Records follow. Pull out every line that contains "your".
>> begin
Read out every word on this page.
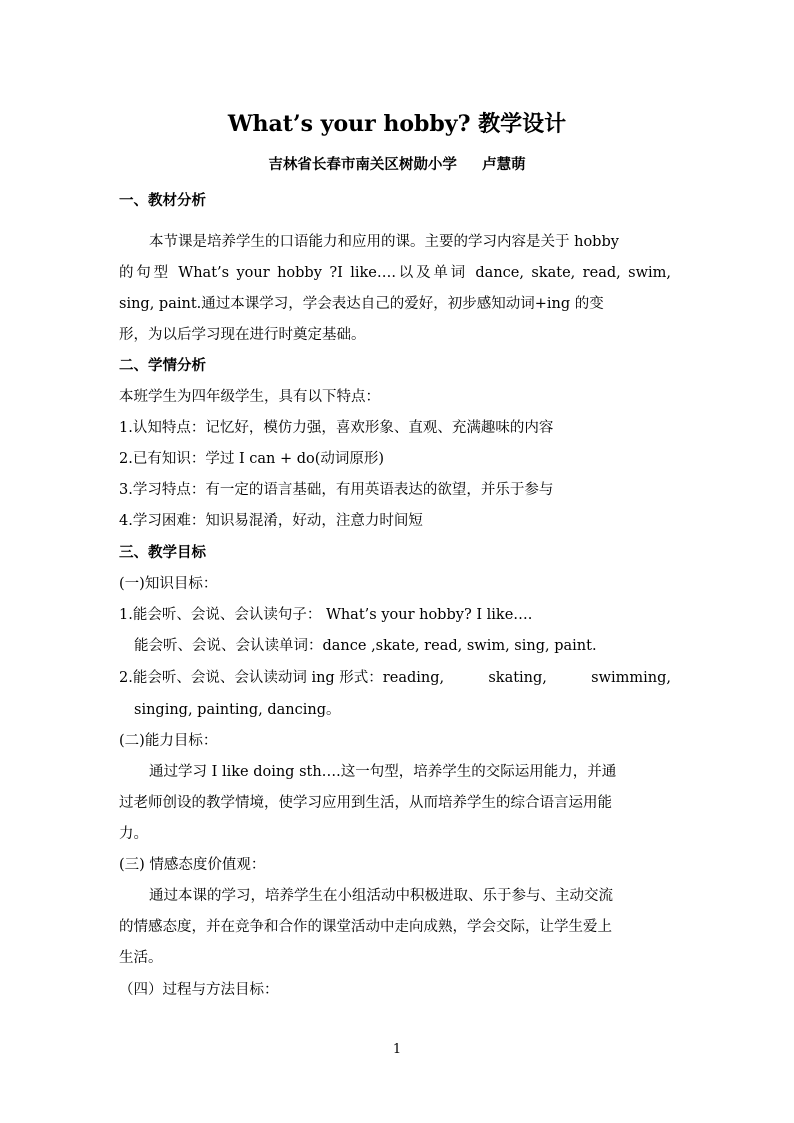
What’s your hobby? 教学设计
吉林省长春市南关区树勋小学     卢慧萌
一、教材分析
本节课是培养学生的口语能力和应用的课。主要的学习内容是关于 hobby
的句型 What’s your hobby ?I like….以及单词 dance, skate, read, swim,
sing, paint.通过本课学习，学会表达自己的爱好，初步感知动词+ing 的变
形，为以后学习现在进行时奠定基础。
二、学情分析
本班学生为四年级学生，具有以下特点：
1.认知特点：记忆好，模仿力强，喜欢形象、直观、充满趣味的内容
2.已有知识：学过 I can + do(动词原形)
3.学习特点：有一定的语言基础，有用英语表达的欲望，并乐于参与
4.学习困难：知识易混淆，好动，注意力时间短
三、教学目标
(一)知识目标：
1.能会听、会说、会认读句子： What’s your hobby? I like….
能会听、会说、会认读单词：dance ,skate, read, swim, sing, paint.
2.能会听、会说、会认读动词 ing 形式：reading,	skating,	swimming,
singing, painting, dancing。
(二)能力目标：
通过学习 I like doing sth….这一句型，培养学生的交际运用能力，并通
过老师创设的教学情境，使学习应用到生活，从而培养学生的综合语言运用能
力。
(三) 情感态度价值观：
通过本课的学习，培养学生在小组活动中积极进取、乐于参与、主动交流
的情感态度，并在竞争和合作的课堂活动中走向成熟，学会交际，让学生爱上
生活。
（四）过程与方法目标：
1
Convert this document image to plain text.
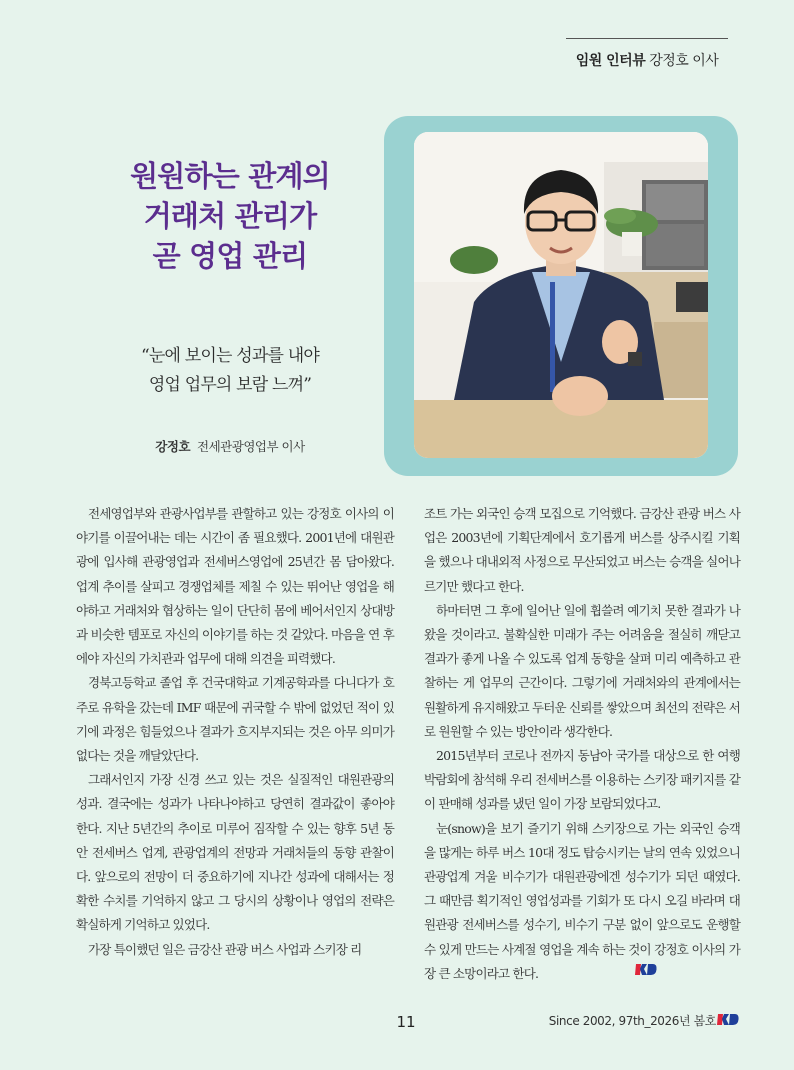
임원 인터뷰 강정호 이사
원원하는 관계의
거래처 관리가
곧 영업 관리
“눈에 보이는 성과를 내야
영업 업무의 보람 느껴”
강정호 전세관광영업부 이사

전세영업부와 관광사업부를 관할하고 있는 강정호 이사의 이야기를 이끌어내는 데는 시간이 좀 필요했다. 2001년에 대원관광에 입사해 관광영업과 전세버스영업에 25년간 몸 담아왔다. 업계 추이를 살피고 경쟁업체를 제칠 수 있는 뛰어난 영업을 해야하고 거래처와 협상하는 일이 단단히 몸에 베어서인지 상대방과 비슷한 템포로 자신의 이야기를 하는 것 같았다. 마음을 연 후에야 자신의 가치관과 업무에 대해 의견을 피력했다.

경북고등학교 졸업 후 건국대학교 기계공학과를 다니다가 호주로 유학을 갔는데 IMF 때문에 귀국할 수 밖에 없었던 적이 있기에 과정은 힘들었으나 결과가 흐지부지되는 것은 아무 의미가 없다는 것을 깨달았단다.

그래서인지 가장 신경 쓰고 있는 것은 실질적인 대원관광의 성과. 결국에는 성과가 나타나야하고 당연히 결과값이 좋아야 한다. 지난 5년간의 추이로 미루어 짐작할 수 있는 향후 5년 동안 전세버스 업계, 관광업계의 전망과 거래처들의 동향 관찰이다. 앞으로의 전망이 더 중요하기에 지나간 성과에 대해서는 정확한 수치를 기억하지 않고 그 당시의 상황이나 영업의 전략은 확실하게 기억하고 있었다.

가장 특이했던 일은 금강산 관광 버스 사업과 스키장 리

조트 가는 외국인 승객 모집으로 기억했다. 금강산 관광 버스 사업은 2003년에 기획단계에서 호기롭게 버스를 상주시킬 기획을 했으나 대내외적 사정으로 무산되었고 버스는 승객을 실어나르기만 했다고 한다.

하마터면 그 후에 일어난 일에 휩쓸려 예기치 못한 결과가 나왔을 것이라고. 불확실한 미래가 주는 어려움을 절실히 깨닫고 결과가 좋게 나올 수 있도록 업계 동향을 살펴 미리 예측하고 관찰하는 게 업무의 근간이다. 그렇기에 거래처와의 관계에서는 원활하게 유지해왔고 두터운 신뢰를 쌓았으며 최선의 전략은 서로 원원할 수 있는 방안이라 생각한다.

2015년부터 코로나 전까지 동남아 국가를 대상으로 한 여행 박람회에 참석해 우리 전세버스를 이용하는 스키장 패키지를 같이 판매해 성과를 냈던 일이 가장 보람되었다고.

눈(snow)을 보기 즐기기 위해 스키장으로 가는 외국인 승객을 많게는 하루 버스 10대 정도 탑승시키는 날의 연속 있었으니 관광업계 겨울 비수기가 대원관광에겐 성수기가 되던 때였다. 그 때만큼 획기적인 영업성과를 기회가 또 다시 오길 바라며 대원관광 전세버스를 성수기, 비수기 구분 없이 앞으로도 운행할 수 있게 만드는 사계절 영업을 계속 하는 것이 강정호 이사의 가장 큰 소망이라고 한다.

11	Since 2002, 97th_2026년 봄호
>> end
• Worked answer:
What’s your hobby? 教学设计
的句型 What’s your hobby ?I like….以及单词 dance, skate, read, swim,
1.能会听、会说、会认读句子： What’s your hobby? I like….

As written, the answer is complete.